Aim: Your task is to copy the listing exactly. Drop any pictures from the copy.

Data records
==============================

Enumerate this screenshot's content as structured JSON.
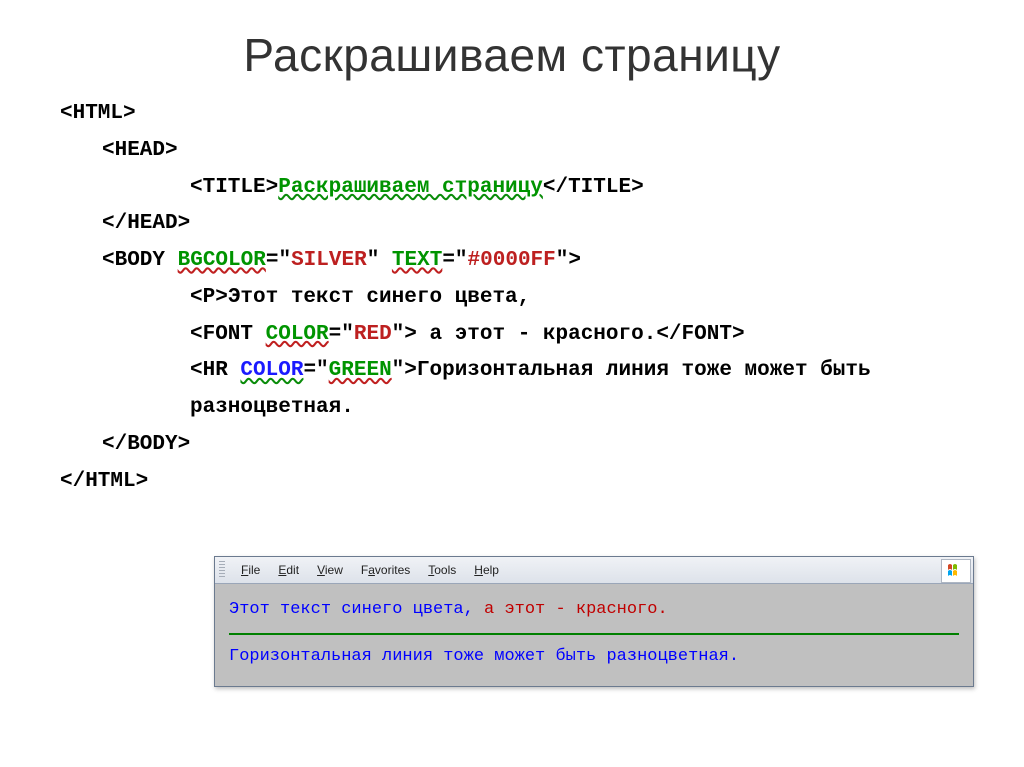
{
  "title": "Раскрашиваем страницу",
  "code": {
    "html_open": "<HTML>",
    "head_open": "<HEAD>",
    "title_open": "<TITLE>",
    "title_text": "Раскрашиваем страницу",
    "title_close": "</TITLE>",
    "head_close": "</HEAD>",
    "body_open_1": "<BODY ",
    "body_attr1_name": "BGCOLOR",
    "eq": "=\"",
    "body_attr1_val": "SILVER",
    "mid1": "\" ",
    "body_attr2_name": "TEXT",
    "body_attr2_val": "#0000FF",
    "endq": "\">",
    "p_open": "<P>",
    "p_text": "Этот текст синего цвета,",
    "font_open1": "<FONT ",
    "font_attr_name": "COLOR",
    "font_attr_val": "RED",
    "font_open2": "\"> ",
    "font_text": "а этот - красного.",
    "font_close": "</FONT>",
    "hr_open1": "<HR ",
    "hr_attr_name": "COLOR",
    "hr_attr_val": "GREEN",
    "hr_open2": "\">",
    "hr_tail": "Горизонтальная линия тоже может быть разноцветная.",
    "body_close": "</BODY>",
    "html_close": "</HTML>"
  },
  "browser": {
    "menu": [
      "File",
      "Edit",
      "View",
      "Favorites",
      "Tools",
      "Help"
    ],
    "line1_blue": "Этот текст синего цвета, ",
    "line1_red": "а этот - красного.",
    "line2": "Горизонтальная линия тоже может быть разноцветная."
  }
}
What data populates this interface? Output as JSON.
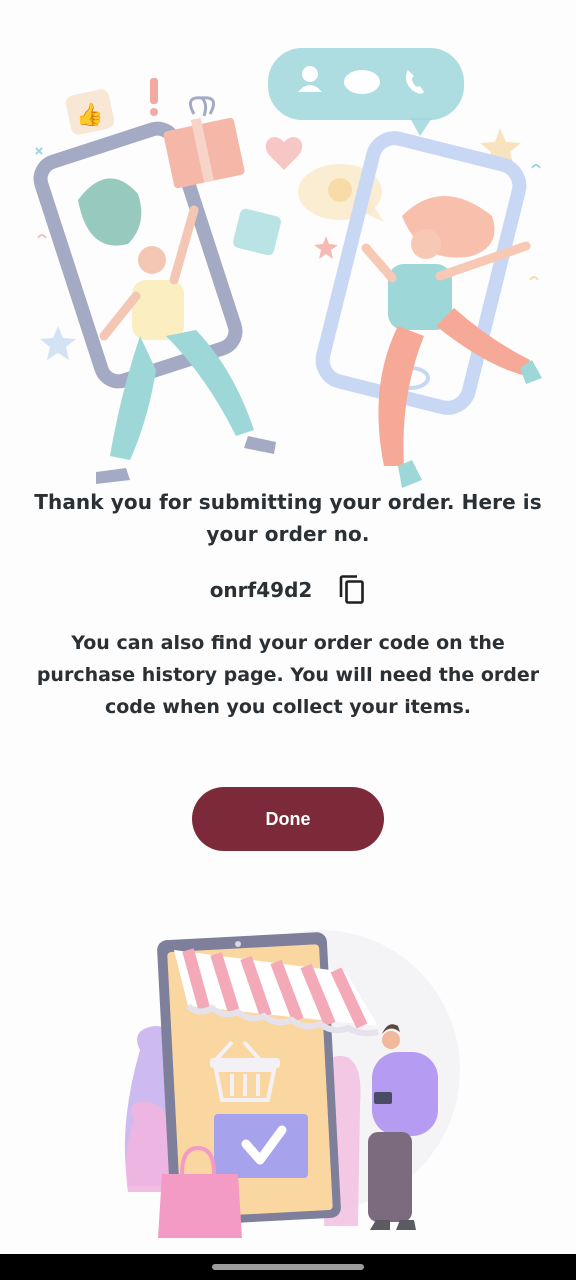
{
  "confirmation": {
    "thank_you_text": "Thank you for submitting your order. Here is your order no.",
    "order_number": "onrf49d2",
    "info_text": "You can also find your order code on the purchase history page. You will need the order code when you collect your items."
  },
  "actions": {
    "done_label": "Done"
  },
  "icons": {
    "copy": "copy-icon"
  },
  "colors": {
    "primary_button": "#7c2939",
    "text": "#2b3034",
    "background": "#fdfdfd"
  }
}
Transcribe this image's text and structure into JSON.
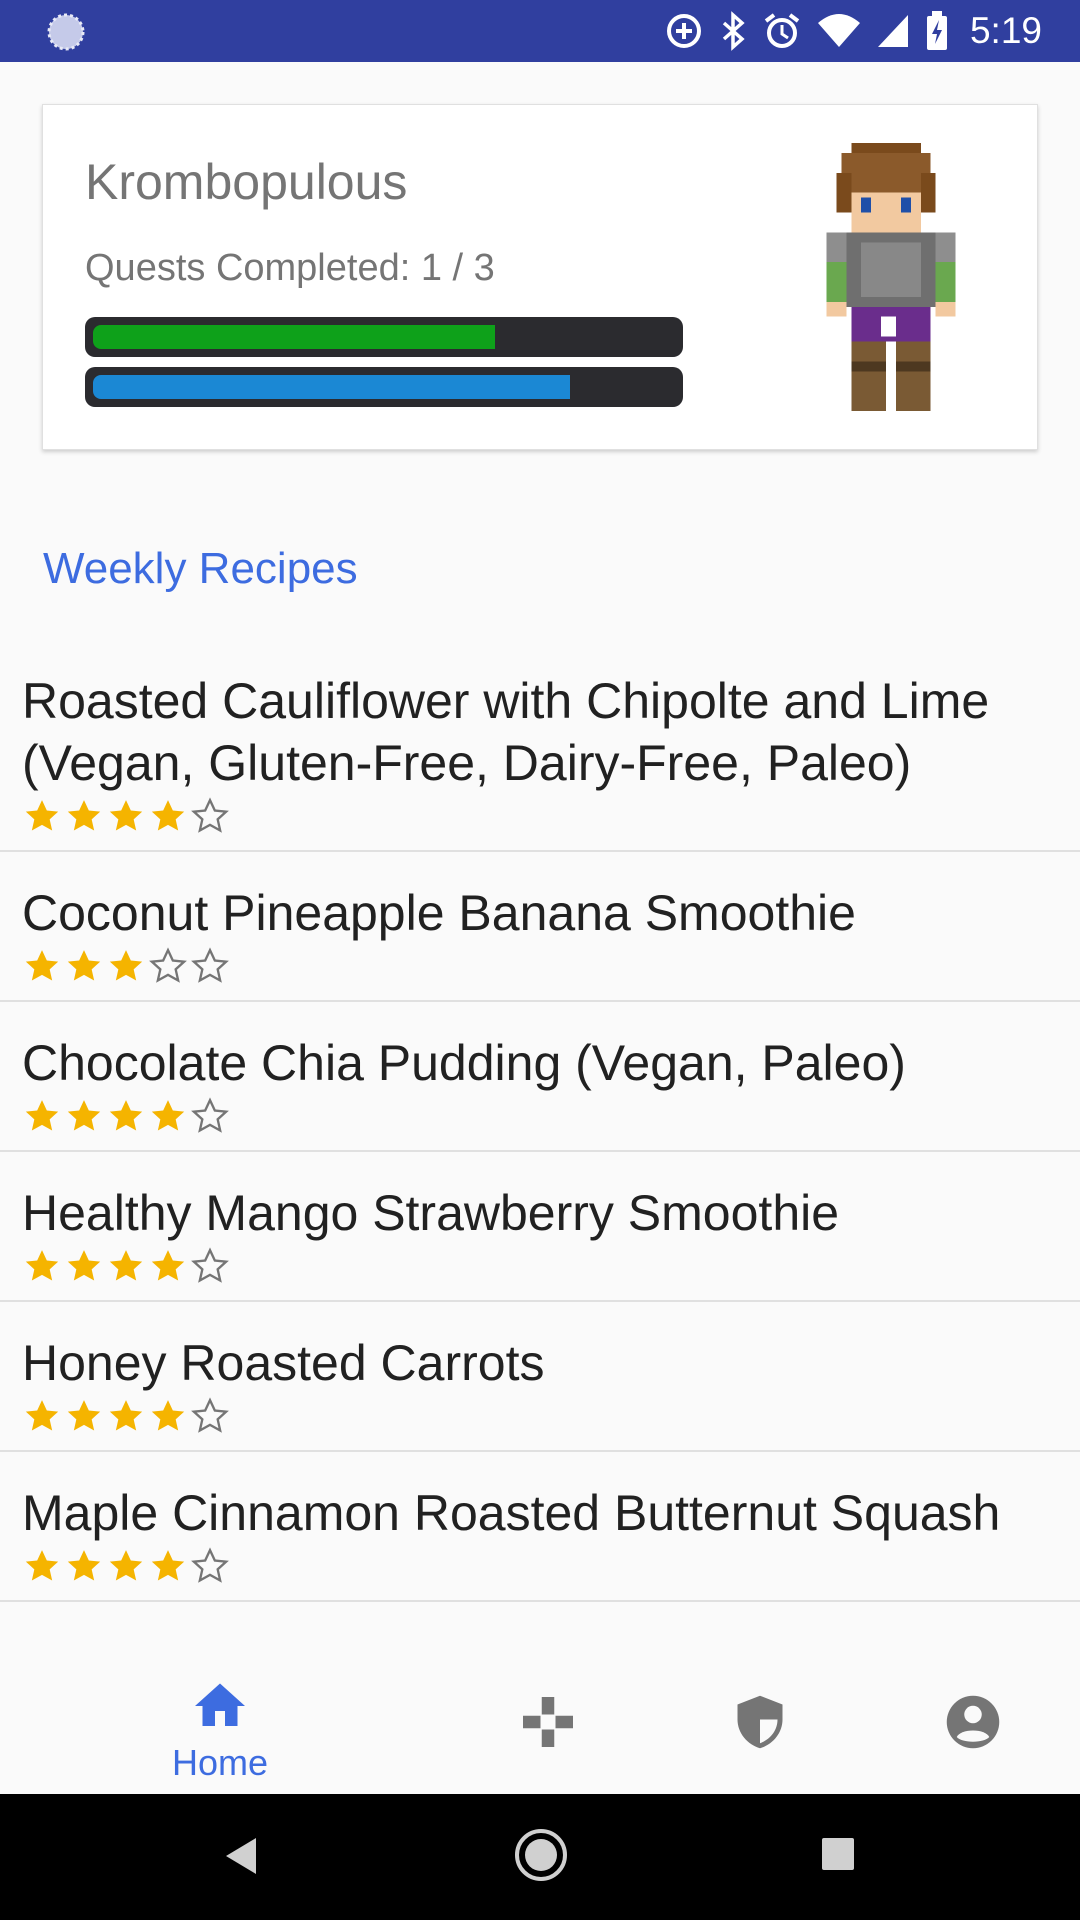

==============================

The result:
Enumerate this screenshot's content as structured JSON.
{
  "title": "Раскрашиваем страницу",
  "code": {
    "html_open": "<HTML>",
    "head_open": "<HEAD>",
    "title_open": "<TITLE>",
    "title_text": "Раскрашиваем страницу",
    "title_close": "</TITLE>",
    "head_close": "</HEAD>",
    "body_open_1": "<BODY ",
    "body_attr1_name": "BGCOLOR",
    "eq": "=\"",
    "body_attr1_val": "SILVER",
    "mid1": "\" ",
    "body_attr2_name": "TEXT",
    "body_attr2_val": "#0000FF",
    "endq": "\">",
    "p_open": "<P>",
    "p_text": "Этот текст синего цвета,",
    "font_open1": "<FONT ",
    "font_attr_name": "COLOR",
    "font_attr_val": "RED",
    "font_open2": "\"> ",
    "font_text": "а этот - красного.",
    "font_close": "</FONT>",
    "hr_open1": "<HR ",
    "hr_attr_name": "COLOR",
    "hr_attr_val": "GREEN",
    "hr_open2": "\">",
    "hr_tail": "Горизонтальная линия тоже может быть разноцветная.",
    "body_close": "</BODY>",
    "html_close": "</HTML>"
  },
  "browser": {
    "menu": [
      "File",
      "Edit",
      "View",
      "Favorites",
      "Tools",
      "Help"
    ],
    "line1_blue": "Этот текст синего цвета, ",
    "line1_red": "а этот - красного.",
    "line2": "Горизонтальная линия тоже может быть разноцветная."
  }
}
What data populates this interface? Output as JSON.
{
  "confirmation": {
    "thank_you_text": "Thank you for submitting your order. Here is your order no.",
    "order_number": "onrf49d2",
    "info_text": "You can also find your order code on the purchase history page. You will need the order code when you collect your items."
  },
  "actions": {
    "done_label": "Done"
  },
  "icons": {
    "copy": "copy-icon"
  },
  "colors": {
    "primary_button": "#7c2939",
    "text": "#2b3034",
    "background": "#fdfdfd"
  }
}
Transcribe this image's text and structure into JSON.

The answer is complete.